DIRECTION:
Copy every line from the material below that holds "text".

DATA SHOWN:
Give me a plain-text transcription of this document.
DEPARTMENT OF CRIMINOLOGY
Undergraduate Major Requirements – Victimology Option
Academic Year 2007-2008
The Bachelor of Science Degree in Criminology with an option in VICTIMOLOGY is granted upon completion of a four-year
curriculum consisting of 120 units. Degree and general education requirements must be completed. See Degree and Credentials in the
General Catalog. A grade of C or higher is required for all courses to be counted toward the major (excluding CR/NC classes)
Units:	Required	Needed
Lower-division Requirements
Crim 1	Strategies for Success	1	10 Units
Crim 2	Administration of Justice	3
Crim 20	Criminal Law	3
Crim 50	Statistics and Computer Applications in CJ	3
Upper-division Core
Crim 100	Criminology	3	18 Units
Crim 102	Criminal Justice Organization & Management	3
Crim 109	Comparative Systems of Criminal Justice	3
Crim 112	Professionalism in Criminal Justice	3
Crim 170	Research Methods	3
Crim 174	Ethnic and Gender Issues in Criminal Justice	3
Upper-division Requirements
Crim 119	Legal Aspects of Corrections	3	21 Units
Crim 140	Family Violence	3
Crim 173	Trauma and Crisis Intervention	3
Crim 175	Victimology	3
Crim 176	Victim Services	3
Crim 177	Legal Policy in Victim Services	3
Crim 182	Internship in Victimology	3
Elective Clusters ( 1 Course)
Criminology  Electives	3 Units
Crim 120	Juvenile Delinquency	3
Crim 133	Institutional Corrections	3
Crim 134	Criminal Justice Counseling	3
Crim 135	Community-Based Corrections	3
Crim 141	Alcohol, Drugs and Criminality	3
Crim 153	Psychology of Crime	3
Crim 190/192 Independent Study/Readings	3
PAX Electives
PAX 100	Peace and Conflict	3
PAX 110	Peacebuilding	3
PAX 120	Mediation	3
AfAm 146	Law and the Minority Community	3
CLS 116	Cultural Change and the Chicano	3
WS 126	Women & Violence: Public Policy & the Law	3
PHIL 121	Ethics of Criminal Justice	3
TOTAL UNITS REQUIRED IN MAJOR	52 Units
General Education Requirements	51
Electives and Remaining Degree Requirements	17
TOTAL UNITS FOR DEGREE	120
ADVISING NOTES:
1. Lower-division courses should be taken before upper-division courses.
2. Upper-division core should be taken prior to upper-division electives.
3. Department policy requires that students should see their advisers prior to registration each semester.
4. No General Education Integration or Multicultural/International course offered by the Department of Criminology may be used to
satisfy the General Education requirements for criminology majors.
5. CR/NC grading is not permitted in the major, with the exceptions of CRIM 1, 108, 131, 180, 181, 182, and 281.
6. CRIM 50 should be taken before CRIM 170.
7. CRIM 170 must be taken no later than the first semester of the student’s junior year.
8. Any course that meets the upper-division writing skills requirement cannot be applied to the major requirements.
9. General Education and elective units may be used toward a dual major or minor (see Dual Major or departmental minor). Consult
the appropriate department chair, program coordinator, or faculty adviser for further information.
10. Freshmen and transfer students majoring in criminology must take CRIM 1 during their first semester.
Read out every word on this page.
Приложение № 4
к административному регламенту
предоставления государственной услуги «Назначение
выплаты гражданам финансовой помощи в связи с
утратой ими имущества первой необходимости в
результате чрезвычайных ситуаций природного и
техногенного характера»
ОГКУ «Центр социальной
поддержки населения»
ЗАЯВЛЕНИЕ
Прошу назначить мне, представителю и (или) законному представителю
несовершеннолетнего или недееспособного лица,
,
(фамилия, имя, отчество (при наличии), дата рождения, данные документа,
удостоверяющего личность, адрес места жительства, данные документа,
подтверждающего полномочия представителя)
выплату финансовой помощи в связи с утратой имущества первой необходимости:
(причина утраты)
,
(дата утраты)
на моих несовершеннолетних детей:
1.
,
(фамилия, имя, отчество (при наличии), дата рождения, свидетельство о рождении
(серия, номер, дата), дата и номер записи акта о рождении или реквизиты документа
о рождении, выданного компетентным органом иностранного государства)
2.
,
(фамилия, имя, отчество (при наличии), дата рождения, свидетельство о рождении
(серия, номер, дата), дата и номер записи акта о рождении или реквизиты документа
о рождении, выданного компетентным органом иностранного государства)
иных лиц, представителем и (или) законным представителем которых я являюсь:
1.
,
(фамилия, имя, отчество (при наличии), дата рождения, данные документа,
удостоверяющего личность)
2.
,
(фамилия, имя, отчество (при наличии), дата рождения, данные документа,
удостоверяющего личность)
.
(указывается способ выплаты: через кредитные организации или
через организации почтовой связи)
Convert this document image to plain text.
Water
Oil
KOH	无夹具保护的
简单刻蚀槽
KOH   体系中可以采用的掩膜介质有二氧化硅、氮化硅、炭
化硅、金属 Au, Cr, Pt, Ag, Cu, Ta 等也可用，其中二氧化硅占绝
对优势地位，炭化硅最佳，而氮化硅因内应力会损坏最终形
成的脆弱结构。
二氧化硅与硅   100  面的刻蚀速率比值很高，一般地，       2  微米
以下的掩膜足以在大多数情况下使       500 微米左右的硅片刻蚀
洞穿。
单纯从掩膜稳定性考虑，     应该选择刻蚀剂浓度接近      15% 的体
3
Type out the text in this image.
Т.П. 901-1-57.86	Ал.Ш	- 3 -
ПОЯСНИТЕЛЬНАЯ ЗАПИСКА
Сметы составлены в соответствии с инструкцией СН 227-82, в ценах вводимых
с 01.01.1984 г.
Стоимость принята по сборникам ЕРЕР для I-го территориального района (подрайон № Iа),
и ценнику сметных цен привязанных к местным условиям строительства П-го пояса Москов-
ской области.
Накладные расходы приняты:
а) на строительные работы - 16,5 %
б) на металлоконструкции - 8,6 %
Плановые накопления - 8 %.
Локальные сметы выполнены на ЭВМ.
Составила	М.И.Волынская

ANSWER TO THIS EXERCISE:
Give me a plain-text transcription of this document.
Convert this document image to plain text.
Type out the text in this image.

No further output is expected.